**WHAT THE EXERCISE ASKS:** Extract the listing in its entirety, keeping each line identical to the original.

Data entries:
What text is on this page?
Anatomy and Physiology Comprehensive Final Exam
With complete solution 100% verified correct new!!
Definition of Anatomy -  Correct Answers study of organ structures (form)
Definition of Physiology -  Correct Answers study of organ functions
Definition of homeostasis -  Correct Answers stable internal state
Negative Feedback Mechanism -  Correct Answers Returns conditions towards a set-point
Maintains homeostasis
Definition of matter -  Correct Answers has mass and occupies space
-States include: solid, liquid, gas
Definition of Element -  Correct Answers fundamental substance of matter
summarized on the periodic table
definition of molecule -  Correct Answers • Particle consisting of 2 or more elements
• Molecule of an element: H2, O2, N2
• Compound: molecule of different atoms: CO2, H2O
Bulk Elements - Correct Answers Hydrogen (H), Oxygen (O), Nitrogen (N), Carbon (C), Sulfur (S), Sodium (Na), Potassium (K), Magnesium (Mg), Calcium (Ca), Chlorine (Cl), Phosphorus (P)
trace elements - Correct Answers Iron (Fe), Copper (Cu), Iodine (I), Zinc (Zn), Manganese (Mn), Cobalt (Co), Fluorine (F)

**ANSWER TO THE TASK:**
What text is on this page?
Anatomy and Physiology Comprehensive Final Exam
With complete solution 100% verified correct new!!
Definition of Anatomy -  Correct Answers study of organ structures (form)
Definition of Physiology -  Correct Answers study of organ functions
Definition of homeostasis -  Correct Answers stable internal state
Negative Feedback Mechanism -  Correct Answers Returns conditions towards a set-point
Maintains homeostasis
Definition of matter -  Correct Answers has mass and occupies space
-States include: solid, liquid, gas
Definition of Element -  Correct Answers fundamental substance of matter
summarized on the periodic table
definition of molecule -  Correct Answers • Particle consisting of 2 or more elements
• Molecule of an element: H2, O2, N2
• Compound: molecule of different atoms: CO2, H2O
Bulk Elements - Correct Answers Hydrogen (H), Oxygen (O), Nitrogen (N), Carbon (C), Sulfur (S), Sodium (Na), Potassium (K), Magnesium (Mg), Calcium (Ca), Chlorine (Cl), Phosphorus (P)
trace elements - Correct Answers Iron (Fe), Copper (Cu), Iodine (I), Zinc (Zn), Manganese (Mn), Cobalt (Co), Fluorine (F)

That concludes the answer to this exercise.